■ **GOAL**
Determine which lines contain the word "this", then copy those lines.

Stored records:
=-=-=-=-=

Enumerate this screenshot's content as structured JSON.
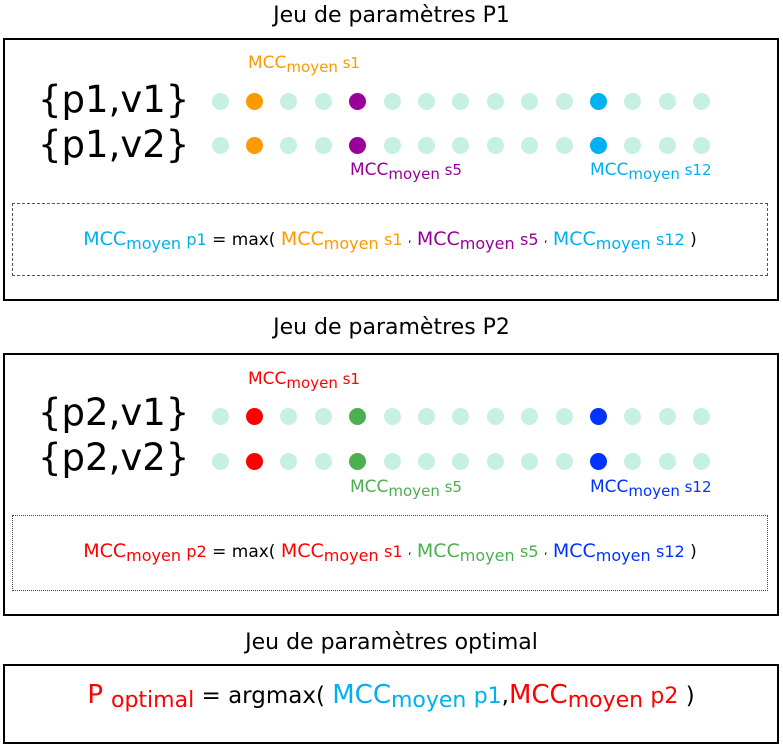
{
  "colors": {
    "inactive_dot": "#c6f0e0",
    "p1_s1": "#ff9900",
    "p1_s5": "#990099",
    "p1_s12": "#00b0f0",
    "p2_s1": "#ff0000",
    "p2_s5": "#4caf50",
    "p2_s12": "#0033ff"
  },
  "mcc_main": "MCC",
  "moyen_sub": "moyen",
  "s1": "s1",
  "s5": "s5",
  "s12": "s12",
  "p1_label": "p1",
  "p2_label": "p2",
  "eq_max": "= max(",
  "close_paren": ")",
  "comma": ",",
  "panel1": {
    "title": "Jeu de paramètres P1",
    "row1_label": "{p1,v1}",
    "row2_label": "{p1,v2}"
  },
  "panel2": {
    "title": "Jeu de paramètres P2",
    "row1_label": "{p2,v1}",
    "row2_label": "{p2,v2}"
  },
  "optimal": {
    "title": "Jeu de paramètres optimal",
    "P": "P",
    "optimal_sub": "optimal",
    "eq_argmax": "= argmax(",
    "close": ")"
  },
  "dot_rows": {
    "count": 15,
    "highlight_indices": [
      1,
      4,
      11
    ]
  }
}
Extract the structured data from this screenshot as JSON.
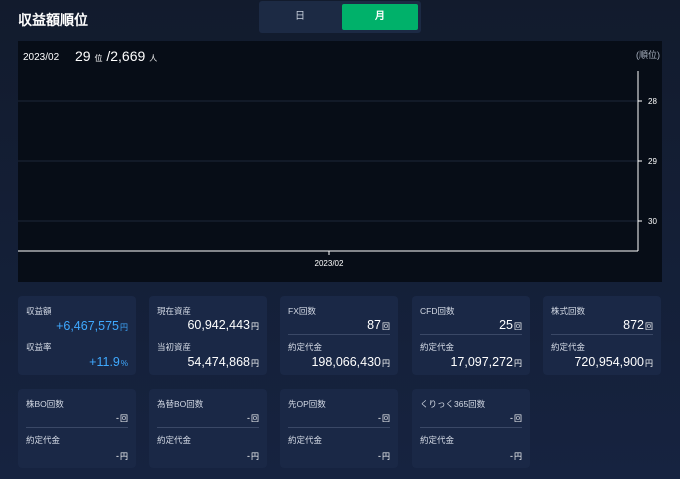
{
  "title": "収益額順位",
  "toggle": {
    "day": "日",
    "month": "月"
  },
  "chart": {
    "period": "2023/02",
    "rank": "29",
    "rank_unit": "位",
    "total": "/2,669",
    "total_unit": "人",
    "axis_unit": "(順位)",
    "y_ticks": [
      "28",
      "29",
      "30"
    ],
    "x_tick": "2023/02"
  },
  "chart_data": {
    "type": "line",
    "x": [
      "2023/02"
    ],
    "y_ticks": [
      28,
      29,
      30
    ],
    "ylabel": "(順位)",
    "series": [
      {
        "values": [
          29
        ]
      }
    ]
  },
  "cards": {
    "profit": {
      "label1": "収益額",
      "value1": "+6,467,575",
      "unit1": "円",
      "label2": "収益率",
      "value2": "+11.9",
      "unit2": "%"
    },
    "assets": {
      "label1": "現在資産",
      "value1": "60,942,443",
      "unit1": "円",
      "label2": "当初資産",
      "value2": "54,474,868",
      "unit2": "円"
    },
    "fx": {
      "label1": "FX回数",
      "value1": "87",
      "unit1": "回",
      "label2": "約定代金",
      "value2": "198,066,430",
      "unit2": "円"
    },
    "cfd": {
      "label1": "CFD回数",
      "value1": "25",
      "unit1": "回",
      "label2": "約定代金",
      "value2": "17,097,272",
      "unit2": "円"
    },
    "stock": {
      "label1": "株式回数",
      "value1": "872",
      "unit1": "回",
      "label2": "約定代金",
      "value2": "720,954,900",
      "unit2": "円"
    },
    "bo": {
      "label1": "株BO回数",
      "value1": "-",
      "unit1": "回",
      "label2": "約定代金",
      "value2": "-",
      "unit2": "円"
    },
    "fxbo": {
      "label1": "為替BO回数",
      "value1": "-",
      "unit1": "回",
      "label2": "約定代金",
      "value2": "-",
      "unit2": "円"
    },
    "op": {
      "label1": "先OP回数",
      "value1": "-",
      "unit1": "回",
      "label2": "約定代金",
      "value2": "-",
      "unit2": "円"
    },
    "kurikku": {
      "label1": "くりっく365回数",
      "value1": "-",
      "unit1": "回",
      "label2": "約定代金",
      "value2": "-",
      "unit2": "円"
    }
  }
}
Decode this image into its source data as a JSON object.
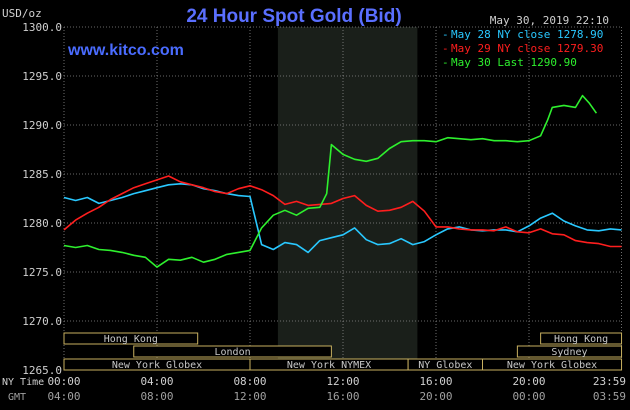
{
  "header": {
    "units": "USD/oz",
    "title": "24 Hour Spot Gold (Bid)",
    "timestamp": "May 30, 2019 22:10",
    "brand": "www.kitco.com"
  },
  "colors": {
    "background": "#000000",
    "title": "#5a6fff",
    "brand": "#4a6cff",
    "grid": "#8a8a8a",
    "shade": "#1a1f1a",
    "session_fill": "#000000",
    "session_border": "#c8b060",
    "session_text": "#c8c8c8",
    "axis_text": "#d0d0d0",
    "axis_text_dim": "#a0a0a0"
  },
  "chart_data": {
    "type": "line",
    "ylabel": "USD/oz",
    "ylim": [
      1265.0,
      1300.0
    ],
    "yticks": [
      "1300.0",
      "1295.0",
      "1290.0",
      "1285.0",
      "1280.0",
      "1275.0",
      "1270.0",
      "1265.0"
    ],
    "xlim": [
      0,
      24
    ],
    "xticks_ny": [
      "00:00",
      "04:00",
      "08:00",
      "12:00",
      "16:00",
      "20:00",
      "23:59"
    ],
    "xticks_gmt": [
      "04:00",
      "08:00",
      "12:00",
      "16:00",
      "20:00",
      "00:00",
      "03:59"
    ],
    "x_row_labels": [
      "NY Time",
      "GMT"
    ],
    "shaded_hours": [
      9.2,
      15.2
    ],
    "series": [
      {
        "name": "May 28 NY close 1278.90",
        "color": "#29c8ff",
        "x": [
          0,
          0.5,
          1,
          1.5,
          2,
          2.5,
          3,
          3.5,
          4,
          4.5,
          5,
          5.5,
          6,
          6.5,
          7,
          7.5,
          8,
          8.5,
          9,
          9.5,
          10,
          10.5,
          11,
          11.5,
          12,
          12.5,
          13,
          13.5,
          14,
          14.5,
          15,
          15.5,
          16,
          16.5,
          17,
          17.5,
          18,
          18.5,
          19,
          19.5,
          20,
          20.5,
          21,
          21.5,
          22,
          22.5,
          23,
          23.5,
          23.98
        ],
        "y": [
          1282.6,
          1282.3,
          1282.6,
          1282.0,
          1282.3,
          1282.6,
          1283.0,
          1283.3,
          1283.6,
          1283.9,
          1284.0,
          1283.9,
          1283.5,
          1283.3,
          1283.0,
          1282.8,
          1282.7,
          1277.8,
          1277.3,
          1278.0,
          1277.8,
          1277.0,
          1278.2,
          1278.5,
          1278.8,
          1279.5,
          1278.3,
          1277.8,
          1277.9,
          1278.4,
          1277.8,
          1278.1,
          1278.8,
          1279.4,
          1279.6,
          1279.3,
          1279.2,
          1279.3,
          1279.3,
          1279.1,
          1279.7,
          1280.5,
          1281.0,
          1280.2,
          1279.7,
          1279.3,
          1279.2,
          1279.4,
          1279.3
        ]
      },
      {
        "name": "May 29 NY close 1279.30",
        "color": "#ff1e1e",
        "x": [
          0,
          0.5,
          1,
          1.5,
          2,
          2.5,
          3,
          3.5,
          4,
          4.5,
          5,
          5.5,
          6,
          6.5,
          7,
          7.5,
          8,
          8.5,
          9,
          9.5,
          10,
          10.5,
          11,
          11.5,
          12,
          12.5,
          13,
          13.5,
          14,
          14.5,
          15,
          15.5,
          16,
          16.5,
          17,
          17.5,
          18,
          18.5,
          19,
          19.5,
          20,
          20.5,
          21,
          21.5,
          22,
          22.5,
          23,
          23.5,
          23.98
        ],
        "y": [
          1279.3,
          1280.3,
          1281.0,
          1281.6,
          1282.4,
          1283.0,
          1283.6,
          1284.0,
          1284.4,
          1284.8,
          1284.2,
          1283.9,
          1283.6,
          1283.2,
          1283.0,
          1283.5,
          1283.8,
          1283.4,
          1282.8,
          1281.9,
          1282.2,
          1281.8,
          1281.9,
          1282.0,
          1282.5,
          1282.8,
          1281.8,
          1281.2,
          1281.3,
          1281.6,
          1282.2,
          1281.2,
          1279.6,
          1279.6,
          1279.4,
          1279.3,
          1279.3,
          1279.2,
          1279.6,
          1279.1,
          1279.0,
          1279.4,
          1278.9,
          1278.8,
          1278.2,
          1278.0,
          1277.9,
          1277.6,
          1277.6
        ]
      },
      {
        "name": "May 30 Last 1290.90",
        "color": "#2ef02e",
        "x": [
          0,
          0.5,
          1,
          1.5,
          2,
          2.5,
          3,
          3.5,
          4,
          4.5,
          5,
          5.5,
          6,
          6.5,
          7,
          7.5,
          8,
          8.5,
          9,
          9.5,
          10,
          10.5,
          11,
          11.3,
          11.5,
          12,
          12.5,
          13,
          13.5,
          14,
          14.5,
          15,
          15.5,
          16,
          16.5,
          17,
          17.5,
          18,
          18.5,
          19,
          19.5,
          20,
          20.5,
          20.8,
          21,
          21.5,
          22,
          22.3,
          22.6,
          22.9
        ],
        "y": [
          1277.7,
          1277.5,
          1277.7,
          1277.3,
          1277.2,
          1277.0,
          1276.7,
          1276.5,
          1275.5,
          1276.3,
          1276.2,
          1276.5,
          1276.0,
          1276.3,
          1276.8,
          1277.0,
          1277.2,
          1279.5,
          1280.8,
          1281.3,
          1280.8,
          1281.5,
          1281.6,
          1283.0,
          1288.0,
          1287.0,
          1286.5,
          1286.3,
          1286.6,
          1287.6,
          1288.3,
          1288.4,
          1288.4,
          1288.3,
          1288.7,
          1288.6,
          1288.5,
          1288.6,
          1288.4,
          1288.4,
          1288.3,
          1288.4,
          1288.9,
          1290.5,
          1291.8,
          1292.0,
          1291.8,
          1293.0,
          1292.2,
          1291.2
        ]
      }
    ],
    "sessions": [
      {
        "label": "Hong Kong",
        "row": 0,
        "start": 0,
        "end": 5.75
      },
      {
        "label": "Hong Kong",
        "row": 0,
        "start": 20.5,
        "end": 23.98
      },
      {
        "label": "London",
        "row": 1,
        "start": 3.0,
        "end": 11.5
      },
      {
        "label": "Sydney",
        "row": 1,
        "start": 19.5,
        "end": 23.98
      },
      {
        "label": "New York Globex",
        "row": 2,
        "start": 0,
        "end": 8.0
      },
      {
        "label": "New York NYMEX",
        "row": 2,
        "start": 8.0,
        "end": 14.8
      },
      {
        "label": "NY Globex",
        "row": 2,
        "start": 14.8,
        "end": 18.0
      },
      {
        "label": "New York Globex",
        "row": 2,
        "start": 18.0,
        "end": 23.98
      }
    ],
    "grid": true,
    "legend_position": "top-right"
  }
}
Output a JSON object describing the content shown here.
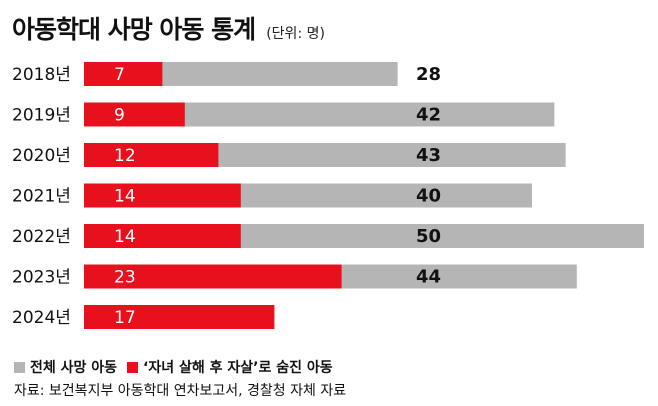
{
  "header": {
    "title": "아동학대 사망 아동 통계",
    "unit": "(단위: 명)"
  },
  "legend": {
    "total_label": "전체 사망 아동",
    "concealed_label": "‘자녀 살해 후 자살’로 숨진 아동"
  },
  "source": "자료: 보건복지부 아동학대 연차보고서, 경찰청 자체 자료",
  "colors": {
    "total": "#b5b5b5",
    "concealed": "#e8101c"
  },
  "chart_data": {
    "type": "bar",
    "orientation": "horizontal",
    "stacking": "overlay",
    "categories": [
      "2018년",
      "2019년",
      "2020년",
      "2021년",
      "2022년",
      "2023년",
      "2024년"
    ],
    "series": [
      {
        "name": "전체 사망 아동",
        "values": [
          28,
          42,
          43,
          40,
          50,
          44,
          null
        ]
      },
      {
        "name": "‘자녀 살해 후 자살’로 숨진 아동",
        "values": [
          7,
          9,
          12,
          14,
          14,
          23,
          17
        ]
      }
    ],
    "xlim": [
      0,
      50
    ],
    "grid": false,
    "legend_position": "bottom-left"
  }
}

=-=-=-=-=

■ **RESULT BELOW**
Enumerate this screenshot's content as structured JSON.
Extract the structured data from this screenshot as JSON.
Decode this image into its source data as a JSON object.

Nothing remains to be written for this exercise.